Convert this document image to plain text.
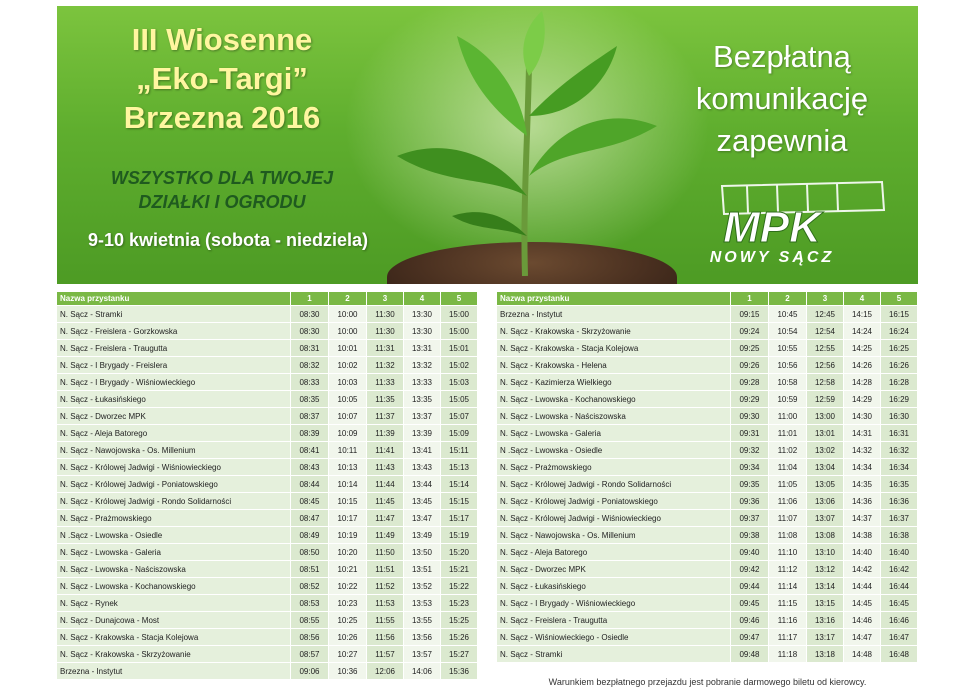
III Wiosenne
„Eko-Targi”
Brzezna 2016
WSZYSTKO DLA TWOJEJ
DZIAŁKI I OGRODU
9-10 kwietnia (sobota - niedziela)
Bezpłatną
komunikację
zapewnia
MPK
NOWY SĄCZ
Nazwa przystanku	1	2	3	4	5
N. Sącz - Stramki	08:30	10:00	11:30	13:30	15:00
N. Sącz - Freislera - Gorzkowska	08:30	10:00	11:30	13:30	15:00
N. Sącz - Freislera - Traugutta	08:31	10:01	11:31	13:31	15:01
N. Sącz - I Brygady - Freislera	08:32	10:02	11:32	13:32	15:02
N. Sącz - I Brygady - Wiśniowieckiego	08:33	10:03	11:33	13:33	15:03
N. Sącz - Łukasińskiego	08:35	10:05	11:35	13:35	15:05
N. Sącz - Dworzec MPK	08:37	10:07	11:37	13:37	15:07
N. Sącz - Aleja Batorego	08:39	10:09	11:39	13:39	15:09
N. Sącz - Nawojowska - Os. Millenium	08:41	10:11	11:41	13:41	15:11
N. Sącz - Królowej Jadwigi - Wiśniowieckiego	08:43	10:13	11:43	13:43	15:13
N. Sącz - Królowej Jadwigi - Poniatowskiego	08:44	10:14	11:44	13:44	15:14
N. Sącz - Królowej Jadwigi - Rondo Solidarności	08:45	10:15	11:45	13:45	15:15
N. Sącz - Prażmowskiego	08:47	10:17	11:47	13:47	15:17
N .Sącz - Lwowska - Osiedle	08:49	10:19	11:49	13:49	15:19
N. Sącz - Lwowska - Galeria	08:50	10:20	11:50	13:50	15:20
N. Sącz - Lwowska - Naściszowska	08:51	10:21	11:51	13:51	15:21
N. Sącz - Lwowska - Kochanowskiego	08:52	10:22	11:52	13:52	15:22
N. Sącz - Rynek	08:53	10:23	11:53	13:53	15:23
N. Sącz - Dunajcowa - Most	08:55	10:25	11:55	13:55	15:25
N. Sącz - Krakowska - Stacja Kolejowa	08:56	10:26	11:56	13:56	15:26
N. Sącz - Krakowska - Skrzyżowanie	08:57	10:27	11:57	13:57	15:27
Brzezna - Instytut	09:06	10:36	12:06	14:06	15:36
Nazwa przystanku	1	2	3	4	5
Brzezna - Instytut	09:15	10:45	12:45	14:15	16:15
N. Sącz - Krakowska - Skrzyżowanie	09:24	10:54	12:54	14:24	16:24
N. Sącz - Krakowska - Stacja Kolejowa	09:25	10:55	12:55	14:25	16:25
N. Sącz - Krakowska - Helena	09:26	10:56	12:56	14:26	16:26
N. Sącz - Kazimierza Wielkiego	09:28	10:58	12:58	14:28	16:28
N. Sącz - Lwowska - Kochanowskiego	09:29	10:59	12:59	14:29	16:29
N. Sącz - Lwowska - Naściszowska	09:30	11:00	13:00	14:30	16:30
N. Sącz - Lwowska - Galeria	09:31	11:01	13:01	14:31	16:31
N .Sącz - Lwowska - Osiedle	09:32	11:02	13:02	14:32	16:32
N. Sącz - Prażmowskiego	09:34	11:04	13:04	14:34	16:34
N. Sącz - Królowej Jadwigi - Rondo Solidarności	09:35	11:05	13:05	14:35	16:35
N. Sącz - Królowej Jadwigi - Poniatowskiego	09:36	11:06	13:06	14:36	16:36
N. Sącz - Królowej Jadwigi - Wiśniowieckiego	09:37	11:07	13:07	14:37	16:37
N. Sącz - Nawojowska - Os. Millenium	09:38	11:08	13:08	14:38	16:38
N. Sącz - Aleja Batorego	09:40	11:10	13:10	14:40	16:40
N. Sącz - Dworzec MPK	09:42	11:12	13:12	14:42	16:42
N. Sącz - Łukasińskiego	09:44	11:14	13:14	14:44	16:44
N. Sącz - I Brygady - Wiśniowieckiego	09:45	11:15	13:15	14:45	16:45
N. Sącz - Freislera - Traugutta	09:46	11:16	13:16	14:46	16:46
N. Sącz - Wiśniowieckiego - Osiedle	09:47	11:17	13:17	14:47	16:47
N. Sącz - Stramki	09:48	11:18	13:18	14:48	16:48
Warunkiem bezpłatnego przejazdu jest pobranie darmowego biletu od kierowcy.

> Exercise details
Leave out the pictures and copy everything else in the records word for word.

> Problem solution
Convert this document image to plain text.
III Wiosenne
„Eko-Targi”
Brzezna 2016
WSZYSTKO DLA TWOJEJ
DZIAŁKI I OGRODU
9-10 kwietnia (sobota - niedziela)
Bezpłatną
komunikację
zapewnia
MPK
NOWY SĄCZ
Nazwa przystanku	1	2	3	4	5
N. Sącz - Stramki	08:30	10:00	11:30	13:30	15:00
N. Sącz - Freislera - Gorzkowska	08:30	10:00	11:30	13:30	15:00
N. Sącz - Freislera - Traugutta	08:31	10:01	11:31	13:31	15:01
N. Sącz - I Brygady - Freislera	08:32	10:02	11:32	13:32	15:02
N. Sącz - I Brygady - Wiśniowieckiego	08:33	10:03	11:33	13:33	15:03
N. Sącz - Łukasińskiego	08:35	10:05	11:35	13:35	15:05
N. Sącz - Dworzec MPK	08:37	10:07	11:37	13:37	15:07
N. Sącz - Aleja Batorego	08:39	10:09	11:39	13:39	15:09
N. Sącz - Nawojowska - Os. Millenium	08:41	10:11	11:41	13:41	15:11
N. Sącz - Królowej Jadwigi - Wiśniowieckiego	08:43	10:13	11:43	13:43	15:13
N. Sącz - Królowej Jadwigi - Poniatowskiego	08:44	10:14	11:44	13:44	15:14
N. Sącz - Królowej Jadwigi - Rondo Solidarności	08:45	10:15	11:45	13:45	15:15
N. Sącz - Prażmowskiego	08:47	10:17	11:47	13:47	15:17
N .Sącz - Lwowska - Osiedle	08:49	10:19	11:49	13:49	15:19
N. Sącz - Lwowska - Galeria	08:50	10:20	11:50	13:50	15:20
N. Sącz - Lwowska - Naściszowska	08:51	10:21	11:51	13:51	15:21
N. Sącz - Lwowska - Kochanowskiego	08:52	10:22	11:52	13:52	15:22
N. Sącz - Rynek	08:53	10:23	11:53	13:53	15:23
N. Sącz - Dunajcowa - Most	08:55	10:25	11:55	13:55	15:25
N. Sącz - Krakowska - Stacja Kolejowa	08:56	10:26	11:56	13:56	15:26
N. Sącz - Krakowska - Skrzyżowanie	08:57	10:27	11:57	13:57	15:27
Brzezna - Instytut	09:06	10:36	12:06	14:06	15:36
Nazwa przystanku	1	2	3	4	5
Brzezna - Instytut	09:15	10:45	12:45	14:15	16:15
N. Sącz - Krakowska - Skrzyżowanie	09:24	10:54	12:54	14:24	16:24
N. Sącz - Krakowska - Stacja Kolejowa	09:25	10:55	12:55	14:25	16:25
N. Sącz - Krakowska - Helena	09:26	10:56	12:56	14:26	16:26
N. Sącz - Kazimierza Wielkiego	09:28	10:58	12:58	14:28	16:28
N. Sącz - Lwowska - Kochanowskiego	09:29	10:59	12:59	14:29	16:29
N. Sącz - Lwowska - Naściszowska	09:30	11:00	13:00	14:30	16:30
N. Sącz - Lwowska - Galeria	09:31	11:01	13:01	14:31	16:31
N .Sącz - Lwowska - Osiedle	09:32	11:02	13:02	14:32	16:32
N. Sącz - Prażmowskiego	09:34	11:04	13:04	14:34	16:34
N. Sącz - Królowej Jadwigi - Rondo Solidarności	09:35	11:05	13:05	14:35	16:35
N. Sącz - Królowej Jadwigi - Poniatowskiego	09:36	11:06	13:06	14:36	16:36
N. Sącz - Królowej Jadwigi - Wiśniowieckiego	09:37	11:07	13:07	14:37	16:37
N. Sącz - Nawojowska - Os. Millenium	09:38	11:08	13:08	14:38	16:38
N. Sącz - Aleja Batorego	09:40	11:10	13:10	14:40	16:40
N. Sącz - Dworzec MPK	09:42	11:12	13:12	14:42	16:42
N. Sącz - Łukasińskiego	09:44	11:14	13:14	14:44	16:44
N. Sącz - I Brygady - Wiśniowieckiego	09:45	11:15	13:15	14:45	16:45
N. Sącz - Freislera - Traugutta	09:46	11:16	13:16	14:46	16:46
N. Sącz - Wiśniowieckiego - Osiedle	09:47	11:17	13:17	14:47	16:47
N. Sącz - Stramki	09:48	11:18	13:18	14:48	16:48
Warunkiem bezpłatnego przejazdu jest pobranie darmowego biletu od kierowcy.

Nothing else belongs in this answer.